* Start Records for processing *

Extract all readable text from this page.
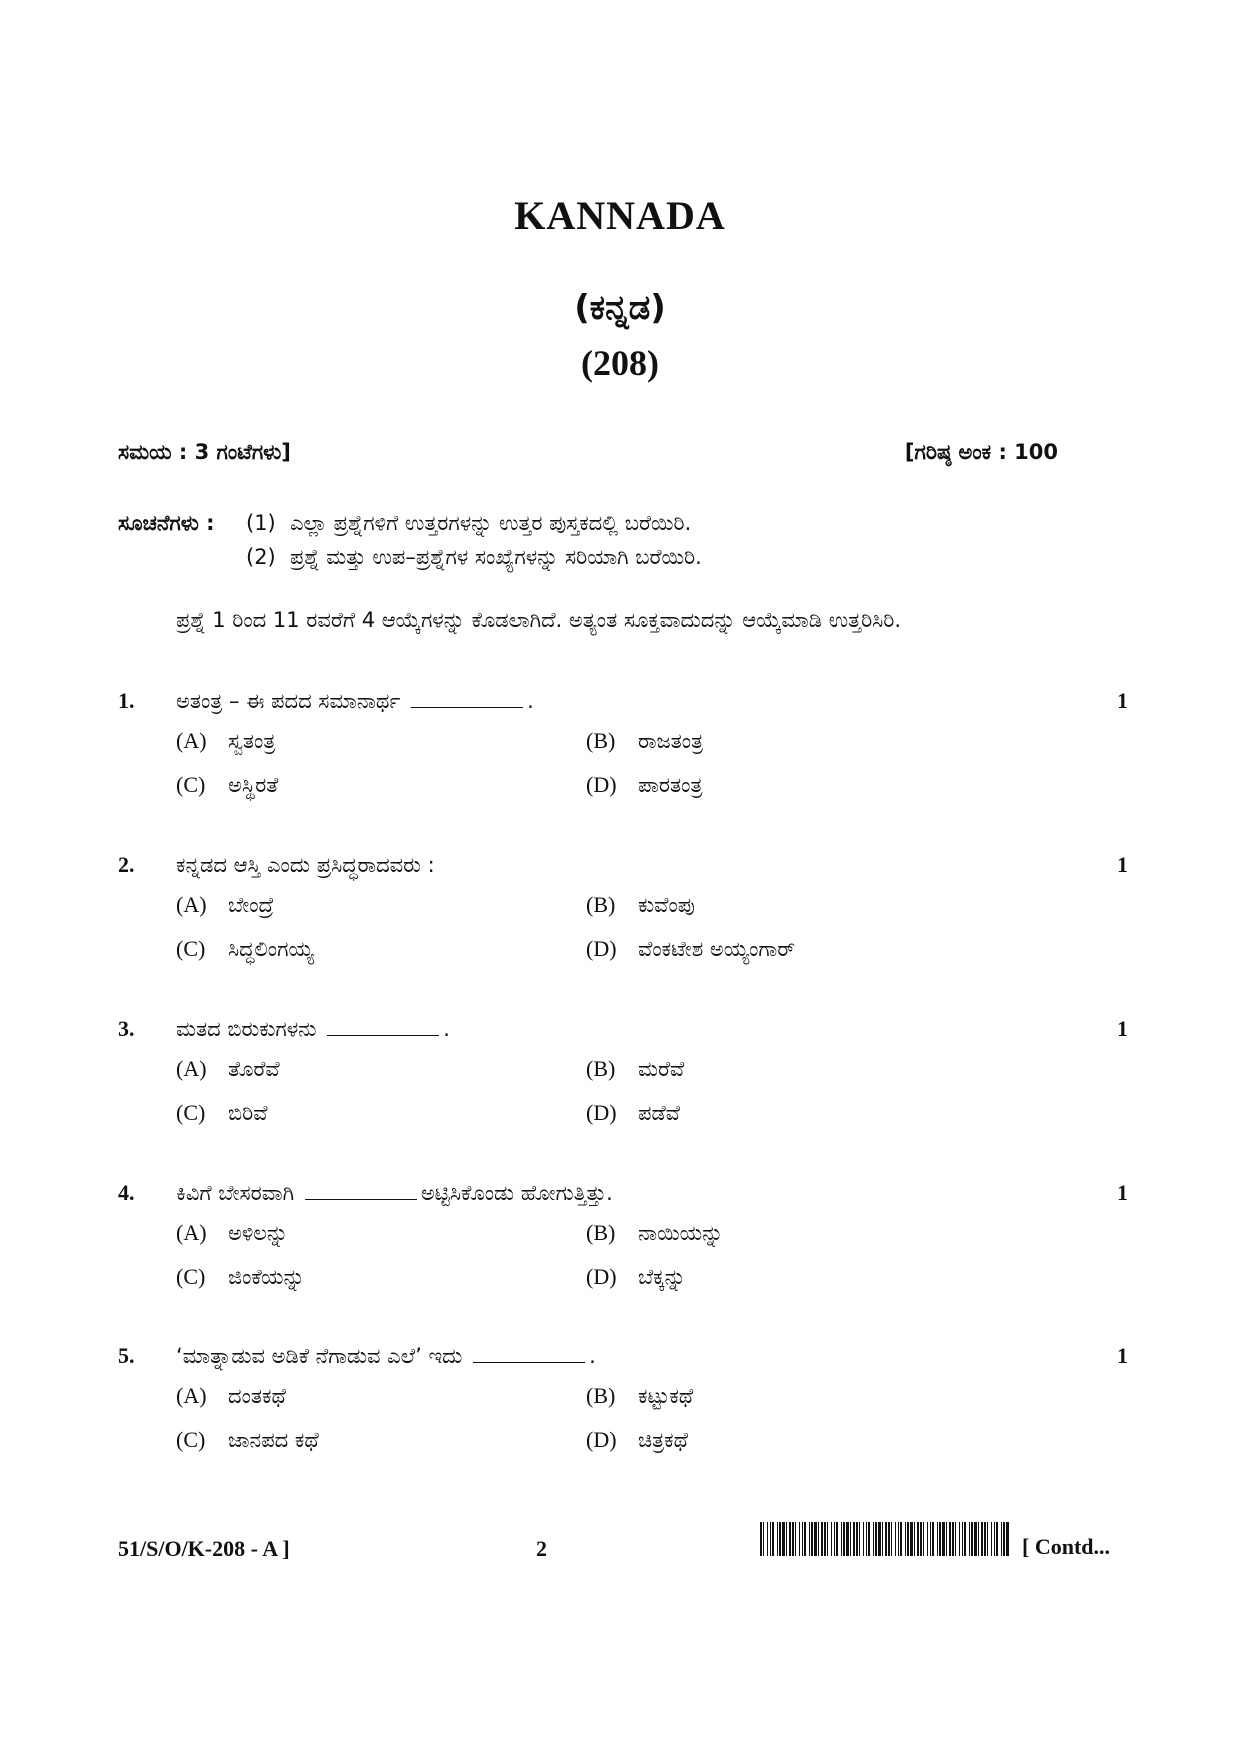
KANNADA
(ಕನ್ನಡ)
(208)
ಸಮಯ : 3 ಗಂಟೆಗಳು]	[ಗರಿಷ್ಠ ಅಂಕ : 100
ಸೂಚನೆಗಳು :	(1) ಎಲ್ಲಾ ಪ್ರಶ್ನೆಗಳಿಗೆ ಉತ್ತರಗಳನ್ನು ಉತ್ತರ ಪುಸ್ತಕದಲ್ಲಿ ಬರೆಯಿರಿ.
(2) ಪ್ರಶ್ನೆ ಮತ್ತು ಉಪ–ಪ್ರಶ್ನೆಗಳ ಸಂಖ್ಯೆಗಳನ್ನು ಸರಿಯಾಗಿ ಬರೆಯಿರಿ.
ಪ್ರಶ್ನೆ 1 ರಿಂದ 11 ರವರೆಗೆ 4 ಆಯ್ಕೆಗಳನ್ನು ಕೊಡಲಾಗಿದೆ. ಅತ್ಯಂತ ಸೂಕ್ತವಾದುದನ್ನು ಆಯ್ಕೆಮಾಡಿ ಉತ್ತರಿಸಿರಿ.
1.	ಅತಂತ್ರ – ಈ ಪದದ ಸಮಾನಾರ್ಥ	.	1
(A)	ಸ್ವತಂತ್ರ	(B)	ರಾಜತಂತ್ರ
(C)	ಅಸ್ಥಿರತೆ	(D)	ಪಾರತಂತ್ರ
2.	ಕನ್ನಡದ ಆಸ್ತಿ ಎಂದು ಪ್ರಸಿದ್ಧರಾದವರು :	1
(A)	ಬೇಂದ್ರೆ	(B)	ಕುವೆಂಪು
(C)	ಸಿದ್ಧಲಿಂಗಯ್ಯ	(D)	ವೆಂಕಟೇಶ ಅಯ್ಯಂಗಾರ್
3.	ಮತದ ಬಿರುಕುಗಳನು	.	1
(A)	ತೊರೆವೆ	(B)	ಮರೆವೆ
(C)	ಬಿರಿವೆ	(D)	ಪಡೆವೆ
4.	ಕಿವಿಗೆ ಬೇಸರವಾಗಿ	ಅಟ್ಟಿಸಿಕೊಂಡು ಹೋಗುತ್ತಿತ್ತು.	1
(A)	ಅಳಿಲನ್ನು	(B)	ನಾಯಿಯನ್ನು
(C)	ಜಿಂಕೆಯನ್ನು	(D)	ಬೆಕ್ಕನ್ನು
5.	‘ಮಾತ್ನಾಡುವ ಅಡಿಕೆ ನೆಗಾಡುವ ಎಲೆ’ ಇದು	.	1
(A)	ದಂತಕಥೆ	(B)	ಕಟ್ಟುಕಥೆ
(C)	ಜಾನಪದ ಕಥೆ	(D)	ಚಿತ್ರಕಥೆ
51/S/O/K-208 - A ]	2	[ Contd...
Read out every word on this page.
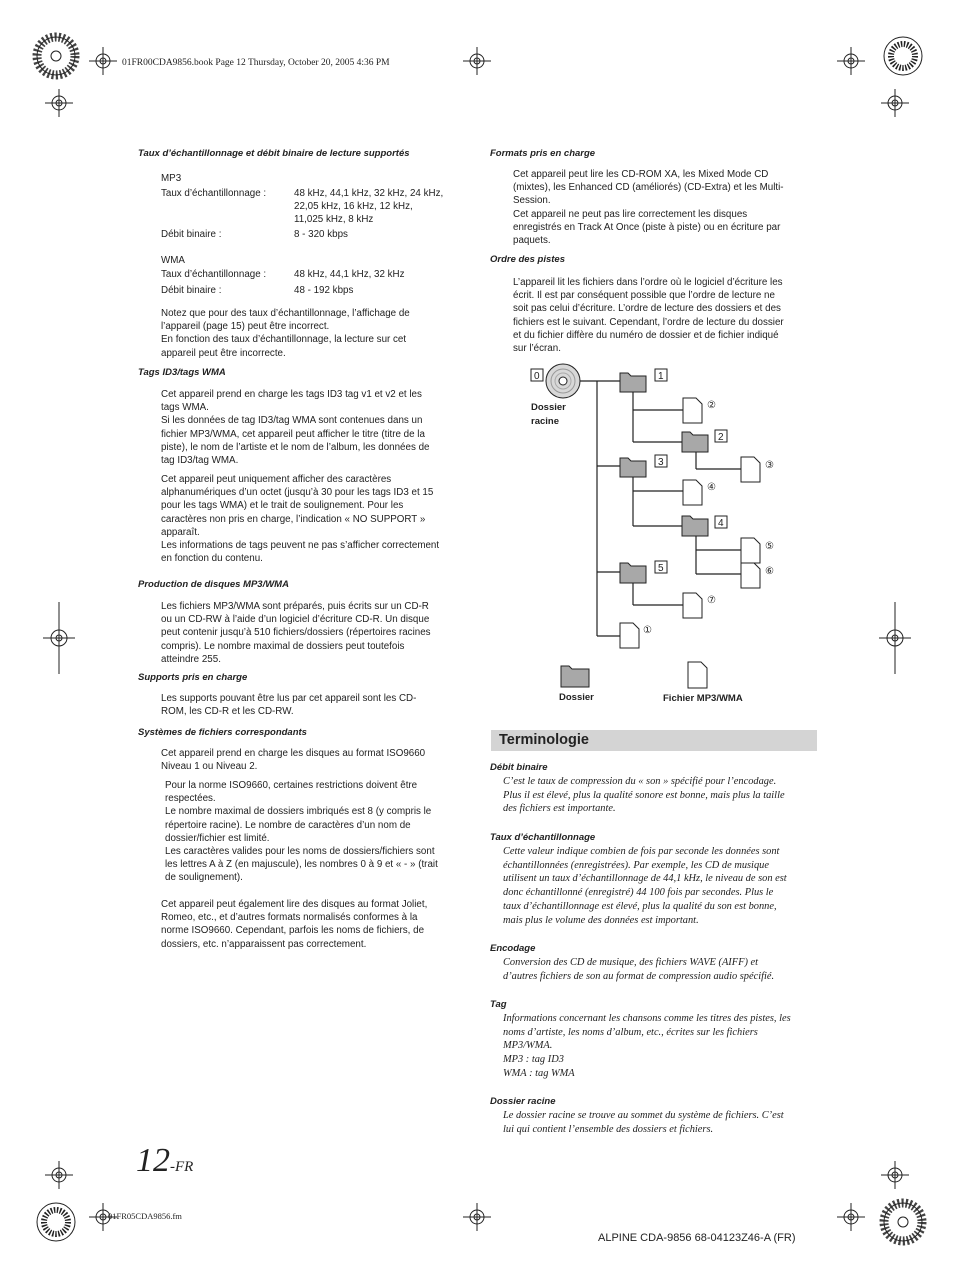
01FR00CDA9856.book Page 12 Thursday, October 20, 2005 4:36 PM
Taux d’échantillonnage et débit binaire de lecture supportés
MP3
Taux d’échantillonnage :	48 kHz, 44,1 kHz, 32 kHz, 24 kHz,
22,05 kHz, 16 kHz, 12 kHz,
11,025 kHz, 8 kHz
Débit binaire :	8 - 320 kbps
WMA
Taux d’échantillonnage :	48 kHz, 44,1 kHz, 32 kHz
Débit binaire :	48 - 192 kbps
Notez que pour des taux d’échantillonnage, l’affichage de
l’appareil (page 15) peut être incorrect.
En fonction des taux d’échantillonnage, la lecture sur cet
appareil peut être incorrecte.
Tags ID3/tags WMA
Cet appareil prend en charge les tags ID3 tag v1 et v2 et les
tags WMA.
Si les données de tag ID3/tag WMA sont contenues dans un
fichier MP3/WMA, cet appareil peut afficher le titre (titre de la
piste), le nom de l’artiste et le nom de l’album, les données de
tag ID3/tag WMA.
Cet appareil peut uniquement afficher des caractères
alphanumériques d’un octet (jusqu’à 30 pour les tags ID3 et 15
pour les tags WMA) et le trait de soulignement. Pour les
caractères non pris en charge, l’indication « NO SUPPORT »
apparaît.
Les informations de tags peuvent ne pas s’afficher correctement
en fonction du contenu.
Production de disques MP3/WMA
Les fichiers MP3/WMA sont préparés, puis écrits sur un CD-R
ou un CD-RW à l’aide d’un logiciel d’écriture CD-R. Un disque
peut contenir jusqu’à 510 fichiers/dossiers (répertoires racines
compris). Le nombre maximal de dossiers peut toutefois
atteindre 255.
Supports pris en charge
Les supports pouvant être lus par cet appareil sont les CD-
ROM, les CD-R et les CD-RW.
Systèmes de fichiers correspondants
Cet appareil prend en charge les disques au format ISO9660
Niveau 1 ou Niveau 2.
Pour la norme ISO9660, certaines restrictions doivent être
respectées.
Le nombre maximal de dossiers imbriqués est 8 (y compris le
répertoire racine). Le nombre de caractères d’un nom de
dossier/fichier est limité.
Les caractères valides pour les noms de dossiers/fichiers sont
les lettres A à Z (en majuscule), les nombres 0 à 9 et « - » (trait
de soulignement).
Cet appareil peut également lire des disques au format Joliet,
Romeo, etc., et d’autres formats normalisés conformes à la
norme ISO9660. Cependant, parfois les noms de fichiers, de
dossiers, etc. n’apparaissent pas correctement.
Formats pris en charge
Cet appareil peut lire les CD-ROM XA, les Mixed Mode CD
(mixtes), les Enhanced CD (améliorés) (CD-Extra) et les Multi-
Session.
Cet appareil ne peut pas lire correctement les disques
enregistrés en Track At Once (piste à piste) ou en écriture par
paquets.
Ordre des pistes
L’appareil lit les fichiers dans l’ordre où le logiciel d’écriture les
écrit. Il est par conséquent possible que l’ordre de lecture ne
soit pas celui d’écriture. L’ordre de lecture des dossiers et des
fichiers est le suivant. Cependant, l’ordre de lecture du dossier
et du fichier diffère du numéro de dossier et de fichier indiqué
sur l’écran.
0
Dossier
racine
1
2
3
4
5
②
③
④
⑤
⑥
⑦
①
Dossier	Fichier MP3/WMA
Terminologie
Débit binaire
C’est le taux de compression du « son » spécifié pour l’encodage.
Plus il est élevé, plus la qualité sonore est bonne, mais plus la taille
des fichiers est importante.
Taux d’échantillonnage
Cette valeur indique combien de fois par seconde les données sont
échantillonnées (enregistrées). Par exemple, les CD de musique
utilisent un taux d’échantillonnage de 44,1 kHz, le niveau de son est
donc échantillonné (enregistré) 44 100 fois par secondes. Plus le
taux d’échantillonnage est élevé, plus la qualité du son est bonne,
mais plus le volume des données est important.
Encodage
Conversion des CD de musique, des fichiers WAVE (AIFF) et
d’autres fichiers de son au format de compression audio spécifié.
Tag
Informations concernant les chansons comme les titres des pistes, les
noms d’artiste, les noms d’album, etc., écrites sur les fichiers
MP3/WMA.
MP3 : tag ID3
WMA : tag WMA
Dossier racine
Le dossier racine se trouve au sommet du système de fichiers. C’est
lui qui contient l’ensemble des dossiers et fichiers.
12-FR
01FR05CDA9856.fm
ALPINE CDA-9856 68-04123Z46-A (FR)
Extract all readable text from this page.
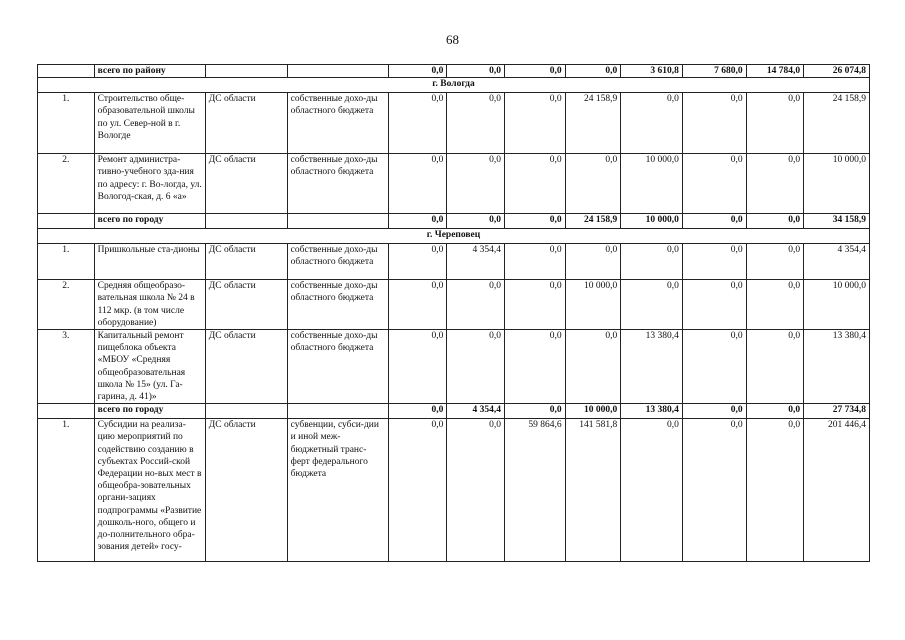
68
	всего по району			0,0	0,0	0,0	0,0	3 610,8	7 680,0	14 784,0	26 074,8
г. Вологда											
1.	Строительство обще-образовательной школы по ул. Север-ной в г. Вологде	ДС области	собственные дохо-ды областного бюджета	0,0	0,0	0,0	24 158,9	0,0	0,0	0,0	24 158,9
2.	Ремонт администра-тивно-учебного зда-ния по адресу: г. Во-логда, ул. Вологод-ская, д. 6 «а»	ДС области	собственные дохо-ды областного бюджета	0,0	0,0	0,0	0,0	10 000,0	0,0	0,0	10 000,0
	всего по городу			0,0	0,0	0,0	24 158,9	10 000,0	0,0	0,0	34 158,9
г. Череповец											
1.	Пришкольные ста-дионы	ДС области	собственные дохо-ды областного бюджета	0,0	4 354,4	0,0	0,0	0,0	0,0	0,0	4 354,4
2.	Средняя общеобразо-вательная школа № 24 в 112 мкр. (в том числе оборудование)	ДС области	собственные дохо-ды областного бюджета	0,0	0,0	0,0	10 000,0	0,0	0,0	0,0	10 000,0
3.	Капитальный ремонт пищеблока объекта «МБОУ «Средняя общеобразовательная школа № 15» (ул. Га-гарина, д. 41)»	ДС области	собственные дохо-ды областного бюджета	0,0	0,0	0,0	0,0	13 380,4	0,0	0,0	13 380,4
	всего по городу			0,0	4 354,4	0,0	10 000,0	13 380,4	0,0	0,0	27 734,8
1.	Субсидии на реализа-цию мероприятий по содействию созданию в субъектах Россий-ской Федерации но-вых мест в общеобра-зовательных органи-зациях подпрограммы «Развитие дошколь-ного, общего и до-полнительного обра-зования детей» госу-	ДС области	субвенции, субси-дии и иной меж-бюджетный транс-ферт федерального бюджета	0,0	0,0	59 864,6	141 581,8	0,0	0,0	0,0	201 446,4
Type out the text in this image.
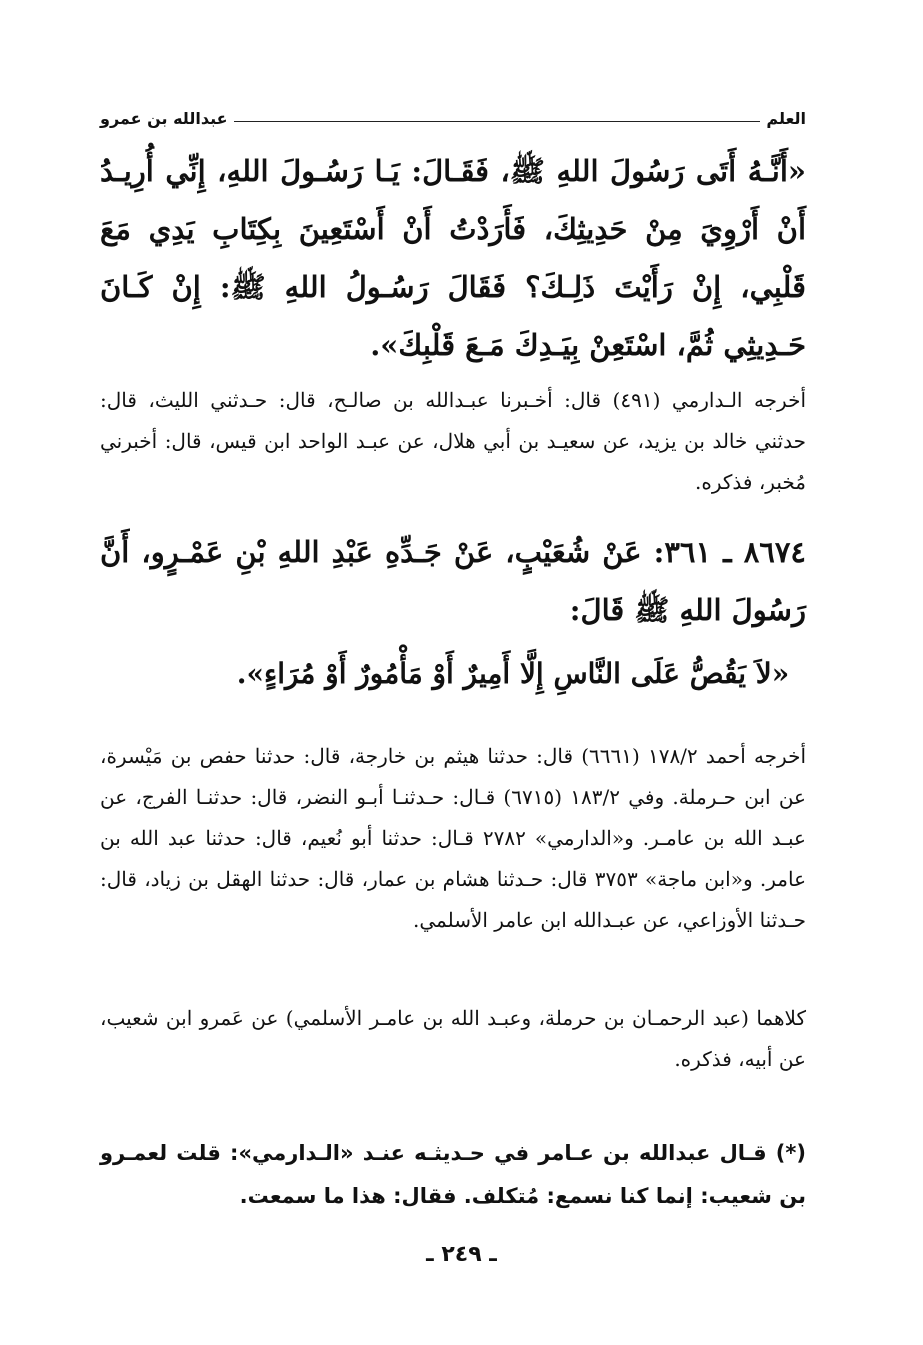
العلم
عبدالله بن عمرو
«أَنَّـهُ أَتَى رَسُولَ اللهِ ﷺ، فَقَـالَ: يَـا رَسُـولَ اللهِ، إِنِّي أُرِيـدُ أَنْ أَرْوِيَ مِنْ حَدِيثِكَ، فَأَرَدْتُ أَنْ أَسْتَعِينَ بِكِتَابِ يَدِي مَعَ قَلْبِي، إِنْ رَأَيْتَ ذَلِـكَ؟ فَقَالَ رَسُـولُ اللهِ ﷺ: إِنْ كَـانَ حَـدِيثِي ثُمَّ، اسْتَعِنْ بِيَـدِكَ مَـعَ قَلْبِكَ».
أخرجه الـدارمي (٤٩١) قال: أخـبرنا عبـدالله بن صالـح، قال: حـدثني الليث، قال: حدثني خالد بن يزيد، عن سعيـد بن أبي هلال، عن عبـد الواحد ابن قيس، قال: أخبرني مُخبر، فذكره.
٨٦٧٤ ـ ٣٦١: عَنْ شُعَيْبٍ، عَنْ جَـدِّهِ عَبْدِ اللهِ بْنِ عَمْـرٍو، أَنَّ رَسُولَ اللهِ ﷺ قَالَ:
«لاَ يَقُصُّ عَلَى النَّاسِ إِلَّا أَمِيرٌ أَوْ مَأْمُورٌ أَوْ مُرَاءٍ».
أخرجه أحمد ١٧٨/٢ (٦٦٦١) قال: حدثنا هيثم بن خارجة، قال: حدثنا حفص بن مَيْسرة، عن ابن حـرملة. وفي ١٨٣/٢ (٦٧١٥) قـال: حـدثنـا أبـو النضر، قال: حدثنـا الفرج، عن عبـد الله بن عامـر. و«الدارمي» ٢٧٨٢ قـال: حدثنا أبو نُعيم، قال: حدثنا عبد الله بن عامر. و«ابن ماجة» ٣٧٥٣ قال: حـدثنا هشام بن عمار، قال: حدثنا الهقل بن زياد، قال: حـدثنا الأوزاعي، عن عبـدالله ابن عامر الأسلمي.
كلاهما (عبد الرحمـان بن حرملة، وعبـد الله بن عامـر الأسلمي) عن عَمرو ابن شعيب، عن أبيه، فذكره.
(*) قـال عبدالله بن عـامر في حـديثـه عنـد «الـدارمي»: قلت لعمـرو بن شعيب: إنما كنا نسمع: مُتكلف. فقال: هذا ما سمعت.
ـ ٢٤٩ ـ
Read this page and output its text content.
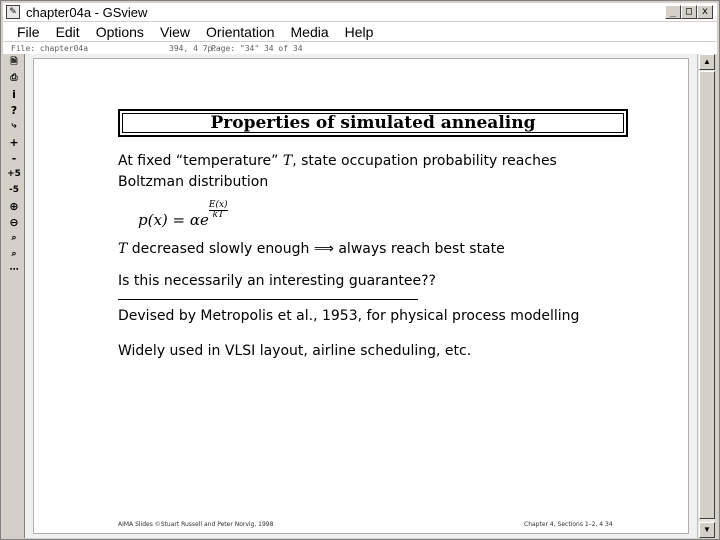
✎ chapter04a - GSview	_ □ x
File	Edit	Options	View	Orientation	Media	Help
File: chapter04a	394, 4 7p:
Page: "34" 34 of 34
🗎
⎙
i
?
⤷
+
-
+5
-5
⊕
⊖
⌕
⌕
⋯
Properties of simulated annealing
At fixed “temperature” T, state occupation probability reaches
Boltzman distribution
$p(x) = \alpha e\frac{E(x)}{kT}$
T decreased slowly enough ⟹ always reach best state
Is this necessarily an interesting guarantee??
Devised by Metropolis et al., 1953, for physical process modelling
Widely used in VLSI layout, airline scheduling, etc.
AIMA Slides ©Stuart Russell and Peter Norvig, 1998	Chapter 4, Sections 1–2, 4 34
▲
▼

* End Records for processing *

• _Exercise objective_
Extract all lines from the data in which "областного" is found.

• _Response_
1.	Строительство обще-образовательной школы по ул. Север-ной в г. Вологде	ДС области	собственные дохо-ды областного бюджета	0,0	0,0	0,0	24 158,9	0,0	0,0	0,0	24 158,9
2.	Ремонт администра-тивно-учебного зда-ния по адресу: г. Во-логда, ул. Вологод-ская, д. 6 «а»	ДС области	собственные дохо-ды областного бюджета	0,0	0,0	0,0	0,0	10 000,0	0,0	0,0	10 000,0
1.	Пришкольные ста-дионы	ДС области	собственные дохо-ды областного бюджета	0,0	4 354,4	0,0	0,0	0,0	0,0	0,0	4 354,4
2.	Средняя общеобразо-вательная школа № 24 в 112 мкр. (в том числе оборудование)	ДС области	собственные дохо-ды областного бюджета	0,0	0,0	0,0	10 000,0	0,0	0,0	0,0	10 000,0
3.	Капитальный ремонт пищеблока объекта «МБОУ «Средняя общеобразовательная школа № 15» (ул. Га-гарина, д. 41)»	ДС области	собственные дохо-ды областного бюджета	0,0	0,0	0,0	0,0	13 380,4	0,0	0,0	13 380,4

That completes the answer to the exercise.